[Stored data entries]

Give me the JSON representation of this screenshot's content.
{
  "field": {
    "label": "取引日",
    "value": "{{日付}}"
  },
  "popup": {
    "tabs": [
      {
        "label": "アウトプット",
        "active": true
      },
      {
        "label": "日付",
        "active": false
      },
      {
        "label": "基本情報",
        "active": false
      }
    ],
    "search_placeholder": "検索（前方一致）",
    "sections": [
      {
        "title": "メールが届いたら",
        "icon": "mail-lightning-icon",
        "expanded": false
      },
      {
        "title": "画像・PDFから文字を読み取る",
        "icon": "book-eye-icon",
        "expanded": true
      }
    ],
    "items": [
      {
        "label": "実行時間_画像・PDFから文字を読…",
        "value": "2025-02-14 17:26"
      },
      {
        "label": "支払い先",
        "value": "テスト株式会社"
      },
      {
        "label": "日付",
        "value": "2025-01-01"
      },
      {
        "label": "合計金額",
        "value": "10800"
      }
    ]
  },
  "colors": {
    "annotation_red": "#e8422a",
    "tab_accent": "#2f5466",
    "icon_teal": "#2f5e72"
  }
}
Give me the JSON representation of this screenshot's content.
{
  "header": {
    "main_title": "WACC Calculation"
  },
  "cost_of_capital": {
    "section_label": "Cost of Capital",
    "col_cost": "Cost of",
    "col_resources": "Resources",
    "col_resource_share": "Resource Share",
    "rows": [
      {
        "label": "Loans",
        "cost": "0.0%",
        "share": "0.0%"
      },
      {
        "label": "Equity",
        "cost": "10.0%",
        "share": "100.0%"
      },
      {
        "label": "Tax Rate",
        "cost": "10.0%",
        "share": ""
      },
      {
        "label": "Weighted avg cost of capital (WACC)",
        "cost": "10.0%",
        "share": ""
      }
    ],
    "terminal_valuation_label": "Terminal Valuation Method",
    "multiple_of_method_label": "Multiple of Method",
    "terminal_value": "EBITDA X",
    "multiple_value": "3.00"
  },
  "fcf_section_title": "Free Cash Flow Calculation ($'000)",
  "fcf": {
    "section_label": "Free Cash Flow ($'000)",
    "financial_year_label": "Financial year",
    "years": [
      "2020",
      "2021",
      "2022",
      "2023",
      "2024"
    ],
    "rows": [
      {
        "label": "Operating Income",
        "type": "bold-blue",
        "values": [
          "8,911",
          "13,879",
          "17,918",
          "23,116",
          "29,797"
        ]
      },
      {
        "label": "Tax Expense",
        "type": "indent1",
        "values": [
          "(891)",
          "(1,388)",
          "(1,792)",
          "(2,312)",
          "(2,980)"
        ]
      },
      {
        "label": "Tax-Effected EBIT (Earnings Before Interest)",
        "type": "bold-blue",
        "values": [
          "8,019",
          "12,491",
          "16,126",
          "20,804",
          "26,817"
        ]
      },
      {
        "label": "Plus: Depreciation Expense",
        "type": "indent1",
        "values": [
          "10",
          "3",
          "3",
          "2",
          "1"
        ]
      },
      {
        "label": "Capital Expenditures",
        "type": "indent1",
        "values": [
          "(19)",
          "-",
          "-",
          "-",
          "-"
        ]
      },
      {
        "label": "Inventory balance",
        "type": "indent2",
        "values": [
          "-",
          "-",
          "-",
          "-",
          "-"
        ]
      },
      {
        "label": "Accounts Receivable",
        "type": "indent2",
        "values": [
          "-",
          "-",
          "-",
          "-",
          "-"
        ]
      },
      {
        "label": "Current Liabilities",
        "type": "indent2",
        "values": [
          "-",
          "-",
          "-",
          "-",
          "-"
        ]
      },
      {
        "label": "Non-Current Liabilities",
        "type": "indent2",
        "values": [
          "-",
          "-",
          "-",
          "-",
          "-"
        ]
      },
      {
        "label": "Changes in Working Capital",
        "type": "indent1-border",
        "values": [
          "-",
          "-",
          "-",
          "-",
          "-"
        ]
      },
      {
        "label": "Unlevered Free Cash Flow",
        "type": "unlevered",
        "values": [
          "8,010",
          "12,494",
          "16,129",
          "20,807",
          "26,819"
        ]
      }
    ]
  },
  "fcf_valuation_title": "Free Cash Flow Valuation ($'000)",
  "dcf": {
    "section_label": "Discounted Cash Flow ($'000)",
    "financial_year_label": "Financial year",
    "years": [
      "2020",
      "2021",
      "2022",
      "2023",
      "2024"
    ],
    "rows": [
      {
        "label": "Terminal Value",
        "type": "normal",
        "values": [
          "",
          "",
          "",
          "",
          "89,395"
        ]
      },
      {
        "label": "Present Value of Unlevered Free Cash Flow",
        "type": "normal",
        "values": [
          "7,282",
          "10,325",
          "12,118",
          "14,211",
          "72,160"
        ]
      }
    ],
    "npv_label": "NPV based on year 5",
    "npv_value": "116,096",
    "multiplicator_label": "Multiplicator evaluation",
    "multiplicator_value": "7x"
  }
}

# [Instruction]
Please reproduce all of the entries exactly as they stand.

# [Answer for the task]
Give me the JSON representation of this screenshot's content.
{
  "field": {
    "label": "取引日",
    "value": "{{日付}}"
  },
  "popup": {
    "tabs": [
      {
        "label": "アウトプット",
        "active": true
      },
      {
        "label": "日付",
        "active": false
      },
      {
        "label": "基本情報",
        "active": false
      }
    ],
    "search_placeholder": "検索（前方一致）",
    "sections": [
      {
        "title": "メールが届いたら",
        "icon": "mail-lightning-icon",
        "expanded": false
      },
      {
        "title": "画像・PDFから文字を読み取る",
        "icon": "book-eye-icon",
        "expanded": true
      }
    ],
    "items": [
      {
        "label": "実行時間_画像・PDFから文字を読…",
        "value": "2025-02-14 17:26"
      },
      {
        "label": "支払い先",
        "value": "テスト株式会社"
      },
      {
        "label": "日付",
        "value": "2025-01-01"
      },
      {
        "label": "合計金額",
        "value": "10800"
      }
    ]
  },
  "colors": {
    "annotation_red": "#e8422a",
    "tab_accent": "#2f5466",
    "icon_teal": "#2f5e72"
  }
}
Give me the JSON representation of this screenshot's content.
{
  "header": {
    "main_title": "WACC Calculation"
  },
  "cost_of_capital": {
    "section_label": "Cost of Capital",
    "col_cost": "Cost of",
    "col_resources": "Resources",
    "col_resource_share": "Resource Share",
    "rows": [
      {
        "label": "Loans",
        "cost": "0.0%",
        "share": "0.0%"
      },
      {
        "label": "Equity",
        "cost": "10.0%",
        "share": "100.0%"
      },
      {
        "label": "Tax Rate",
        "cost": "10.0%",
        "share": ""
      },
      {
        "label": "Weighted avg cost of capital (WACC)",
        "cost": "10.0%",
        "share": ""
      }
    ],
    "terminal_valuation_label": "Terminal Valuation Method",
    "multiple_of_method_label": "Multiple of Method",
    "terminal_value": "EBITDA X",
    "multiple_value": "3.00"
  },
  "fcf_section_title": "Free Cash Flow Calculation ($'000)",
  "fcf": {
    "section_label": "Free Cash Flow ($'000)",
    "financial_year_label": "Financial year",
    "years": [
      "2020",
      "2021",
      "2022",
      "2023",
      "2024"
    ],
    "rows": [
      {
        "label": "Operating Income",
        "type": "bold-blue",
        "values": [
          "8,911",
          "13,879",
          "17,918",
          "23,116",
          "29,797"
        ]
      },
      {
        "label": "Tax Expense",
        "type": "indent1",
        "values": [
          "(891)",
          "(1,388)",
          "(1,792)",
          "(2,312)",
          "(2,980)"
        ]
      },
      {
        "label": "Tax-Effected EBIT (Earnings Before Interest)",
        "type": "bold-blue",
        "values": [
          "8,019",
          "12,491",
          "16,126",
          "20,804",
          "26,817"
        ]
      },
      {
        "label": "Plus: Depreciation Expense",
        "type": "indent1",
        "values": [
          "10",
          "3",
          "3",
          "2",
          "1"
        ]
      },
      {
        "label": "Capital Expenditures",
        "type": "indent1",
        "values": [
          "(19)",
          "-",
          "-",
          "-",
          "-"
        ]
      },
      {
        "label": "Inventory balance",
        "type": "indent2",
        "values": [
          "-",
          "-",
          "-",
          "-",
          "-"
        ]
      },
      {
        "label": "Accounts Receivable",
        "type": "indent2",
        "values": [
          "-",
          "-",
          "-",
          "-",
          "-"
        ]
      },
      {
        "label": "Current Liabilities",
        "type": "indent2",
        "values": [
          "-",
          "-",
          "-",
          "-",
          "-"
        ]
      },
      {
        "label": "Non-Current Liabilities",
        "type": "indent2",
        "values": [
          "-",
          "-",
          "-",
          "-",
          "-"
        ]
      },
      {
        "label": "Changes in Working Capital",
        "type": "indent1-border",
        "values": [
          "-",
          "-",
          "-",
          "-",
          "-"
        ]
      },
      {
        "label": "Unlevered Free Cash Flow",
        "type": "unlevered",
        "values": [
          "8,010",
          "12,494",
          "16,129",
          "20,807",
          "26,819"
        ]
      }
    ]
  },
  "fcf_valuation_title": "Free Cash Flow Valuation ($'000)",
  "dcf": {
    "section_label": "Discounted Cash Flow ($'000)",
    "financial_year_label": "Financial year",
    "years": [
      "2020",
      "2021",
      "2022",
      "2023",
      "2024"
    ],
    "rows": [
      {
        "label": "Terminal Value",
        "type": "normal",
        "values": [
          "",
          "",
          "",
          "",
          "89,395"
        ]
      },
      {
        "label": "Present Value of Unlevered Free Cash Flow",
        "type": "normal",
        "values": [
          "7,282",
          "10,325",
          "12,118",
          "14,211",
          "72,160"
        ]
      }
    ],
    "npv_label": "NPV based on year 5",
    "npv_value": "116,096",
    "multiplicator_label": "Multiplicator evaluation",
    "multiplicator_value": "7x"
  }
}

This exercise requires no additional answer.